[Records from a data source]

++++++

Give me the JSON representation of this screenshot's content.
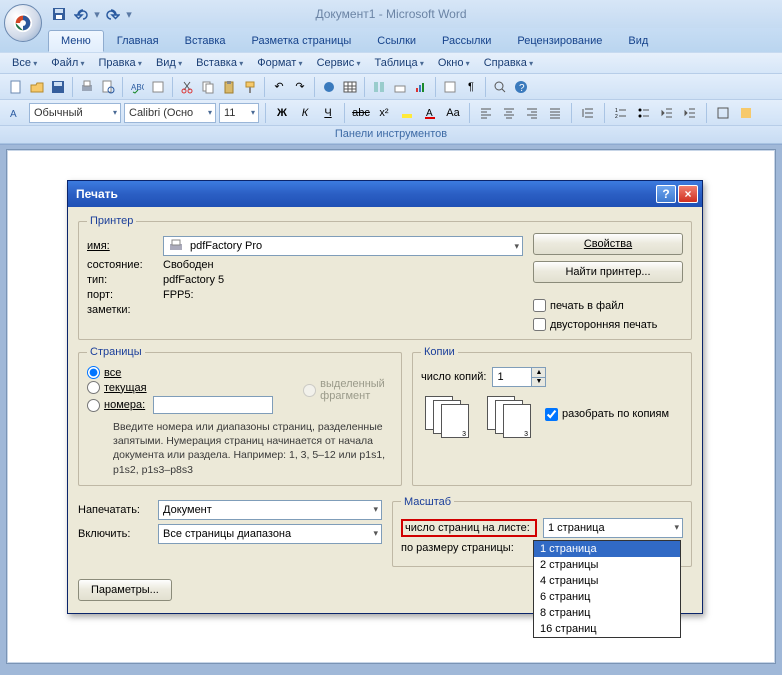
{
  "title": "Документ1 - Microsoft Word",
  "qat": {
    "save": "save",
    "undo": "undo",
    "redo": "redo"
  },
  "tabs": {
    "items": [
      "Меню",
      "Главная",
      "Вставка",
      "Разметка страницы",
      "Ссылки",
      "Рассылки",
      "Рецензирование",
      "Вид"
    ],
    "activeIndex": 0
  },
  "menubar": {
    "all": "Все",
    "file": "Файл",
    "edit": "Правка",
    "view": "Вид",
    "insert": "Вставка",
    "format": "Формат",
    "tools": "Сервис",
    "table": "Таблица",
    "window": "Окно",
    "help": "Справка"
  },
  "format_bar": {
    "style": "Обычный",
    "font": "Calibri (Осно",
    "size": "11"
  },
  "panel_label": "Панели инструментов",
  "dialog": {
    "title": "Печать",
    "help": "?",
    "close": "×",
    "printer": {
      "legend": "Принтер",
      "name_label": "имя:",
      "name_value": "pdfFactory Pro",
      "status_label": "состояние:",
      "status_value": "Свободен",
      "type_label": "тип:",
      "type_value": "pdfFactory 5",
      "port_label": "порт:",
      "port_value": "FPP5:",
      "notes_label": "заметки:",
      "props_btn": "Свойства",
      "find_btn": "Найти принтер...",
      "to_file": "печать в файл",
      "duplex": "двусторонняя печать"
    },
    "pages": {
      "legend": "Страницы",
      "all": "все",
      "current": "текущая",
      "selection": "выделенный фрагмент",
      "numbers": "номера:",
      "hint": "Введите номера или диапазоны страниц, разделенные запятыми. Нумерация страниц начинается от начала документа или раздела. Например: 1, 3, 5–12 или p1s1, p1s2, p1s3–p8s3"
    },
    "copies": {
      "legend": "Копии",
      "count_label": "число копий:",
      "count_value": "1",
      "collate": "разобрать по копиям"
    },
    "print_what": {
      "label": "Напечатать:",
      "value": "Документ"
    },
    "include": {
      "label": "Включить:",
      "value": "Все страницы диапазона"
    },
    "scale": {
      "legend": "Масштаб",
      "pps_label": "число страниц на листе:",
      "pps_value": "1 страница",
      "fit_label": "по размеру страницы:",
      "options": [
        "1 страница",
        "2 страницы",
        "4 страницы",
        "6 страниц",
        "8 страниц",
        "16 страниц"
      ]
    },
    "params_btn": "Параметры..."
  }
}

++++++

Work to be completed:
Copy every line of the data that holds the string "legend".

Finished task:
      "legend": "Принтер",
      "legend": "Страницы",
      "legend": "Копии",
      "legend": "Масштаб",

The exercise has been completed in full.